▶ _Problem to work on_
Set down each line of the material that follows, exactly, with no pictures.

▶ _Extracted records_
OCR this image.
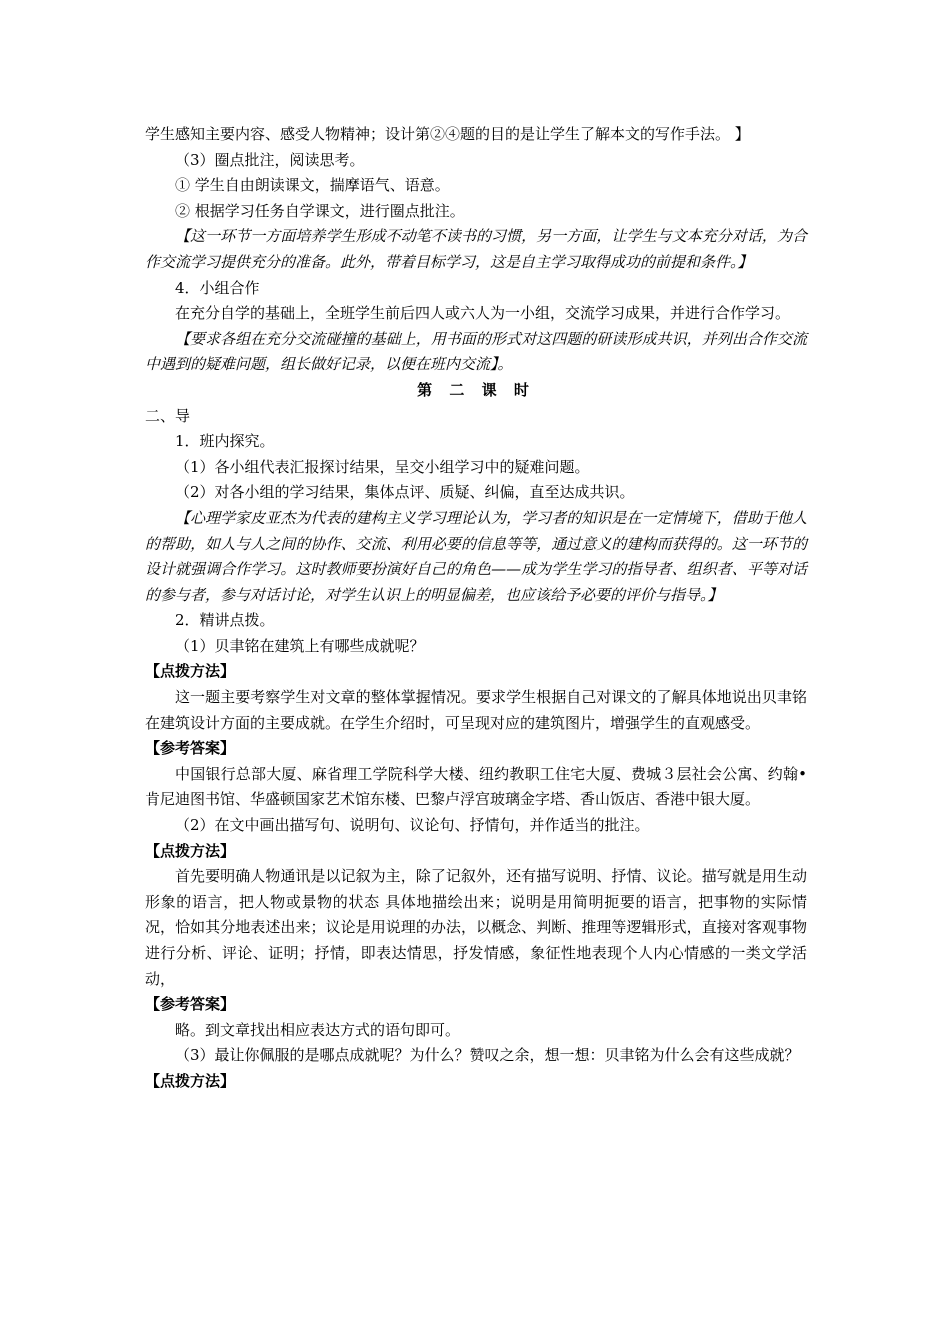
学生感知主要内容、感受人物精神；设计第②④题的目的是让学生了解本文的写作手法。 】
（3）圈点批注，阅读思考。
① 学生自由朗读课文，揣摩语气、语意。
② 根据学习任务自学课文，进行圈点批注。
【这一环节一方面培养学生形成不动笔不读书的习惯，另一方面，让学生与文本充分对话，为合作交流学习提供充分的准备。此外，带着目标学习，这是自主学习取得成功的前提和条件。】
4．小组合作
在充分自学的基础上，全班学生前后四人或六人为一小组，交流学习成果，并进行合作学习。
【要求各组在充分交流碰撞的基础上，用书面的形式对这四题的研读形成共识，并列出合作交流中遇到的疑难问题，组长做好记录，以便在班内交流】。
第 二 课 时
二、导
1．班内探究。
（1）各小组代表汇报探讨结果，呈交小组学习中的疑难问题。
（2）对各小组的学习结果，集体点评、质疑、纠偏，直至达成共识。
【心理学家皮亚杰为代表的建构主义学习理论认为，学习者的知识是在一定情境下，借助于他人的帮助，如人与人之间的协作、交流、利用必要的信息等等，通过意义的建构而获得的。这一环节的设计就强调合作学习。这时教师要扮演好自己的角色——成为学生学习的指导者、组织者、平等对话的参与者，参与对话讨论，对学生认识上的明显偏差，也应该给予必要的评价与指导。】
2．精讲点拨。
（1）贝聿铭在建筑上有哪些成就呢？
【点拨方法】
这一题主要考察学生对文章的整体掌握情况。要求学生根据自己对课文的了解具体地说出贝聿铭在建筑设计方面的主要成就。在学生介绍时，可呈现对应的建筑图片，增强学生的直观感受。
【参考答案】
中国银行总部大厦、麻省理工学院科学大楼、纽约教职工住宅大厦、费城３层社会公寓、约翰•肯尼迪图书馆、华盛顿国家艺术馆东楼、巴黎卢浮宫玻璃金字塔、香山饭店、香港中银大厦。
（2）在文中画出描写句、说明句、议论句、抒情句，并作适当的批注。
【点拨方法】
首先要明确人物通讯是以记叙为主，除了记叙外，还有描写说明、抒情、议论。描写就是用生动形象的语言，把人物或景物的状态 具体地描绘出来；说明是用简明扼要的语言，把事物的实际情况，恰如其分地表述出来；议论是用说理的办法，以概念、判断、推理等逻辑形式，直接对客观事物进行分析、评论、证明；抒情，即表达情思，抒发情感，象征性地表现个人内心情感的一类文学活动，
【参考答案】
略。到文章找出相应表达方式的语句即可。
（3）最让你佩服的是哪点成就呢？为什么？赞叹之余，想一想：贝聿铭为什么会有这些成就？
【点拨方法】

▶ _Response for this exercise_
OCR this image.
学生感知主要内容、感受人物精神；设计第②④题的目的是让学生了解本文的写作手法。 】
（3）圈点批注，阅读思考。
① 学生自由朗读课文，揣摩语气、语意。
② 根据学习任务自学课文，进行圈点批注。
【这一环节一方面培养学生形成不动笔不读书的习惯，另一方面，让学生与文本充分对话，为合作交流学习提供充分的准备。此外，带着目标学习，这是自主学习取得成功的前提和条件。】
4．小组合作
在充分自学的基础上，全班学生前后四人或六人为一小组，交流学习成果，并进行合作学习。
【要求各组在充分交流碰撞的基础上，用书面的形式对这四题的研读形成共识，并列出合作交流中遇到的疑难问题，组长做好记录，以便在班内交流】。
第 二 课 时
二、导
1．班内探究。
（1）各小组代表汇报探讨结果，呈交小组学习中的疑难问题。
（2）对各小组的学习结果，集体点评、质疑、纠偏，直至达成共识。
【心理学家皮亚杰为代表的建构主义学习理论认为，学习者的知识是在一定情境下，借助于他人的帮助，如人与人之间的协作、交流、利用必要的信息等等，通过意义的建构而获得的。这一环节的设计就强调合作学习。这时教师要扮演好自己的角色——成为学生学习的指导者、组织者、平等对话的参与者，参与对话讨论，对学生认识上的明显偏差，也应该给予必要的评价与指导。】
2．精讲点拨。
（1）贝聿铭在建筑上有哪些成就呢？
【点拨方法】
这一题主要考察学生对文章的整体掌握情况。要求学生根据自己对课文的了解具体地说出贝聿铭在建筑设计方面的主要成就。在学生介绍时，可呈现对应的建筑图片，增强学生的直观感受。
【参考答案】
中国银行总部大厦、麻省理工学院科学大楼、纽约教职工住宅大厦、费城３层社会公寓、约翰•肯尼迪图书馆、华盛顿国家艺术馆东楼、巴黎卢浮宫玻璃金字塔、香山饭店、香港中银大厦。
（2）在文中画出描写句、说明句、议论句、抒情句，并作适当的批注。
【点拨方法】
首先要明确人物通讯是以记叙为主，除了记叙外，还有描写说明、抒情、议论。描写就是用生动形象的语言，把人物或景物的状态 具体地描绘出来；说明是用简明扼要的语言，把事物的实际情况，恰如其分地表述出来；议论是用说理的办法，以概念、判断、推理等逻辑形式，直接对客观事物进行分析、评论、证明；抒情，即表达情思，抒发情感，象征性地表现个人内心情感的一类文学活动，
【参考答案】
略。到文章找出相应表达方式的语句即可。
（3）最让你佩服的是哪点成就呢？为什么？赞叹之余，想一想：贝聿铭为什么会有这些成就？
【点拨方法】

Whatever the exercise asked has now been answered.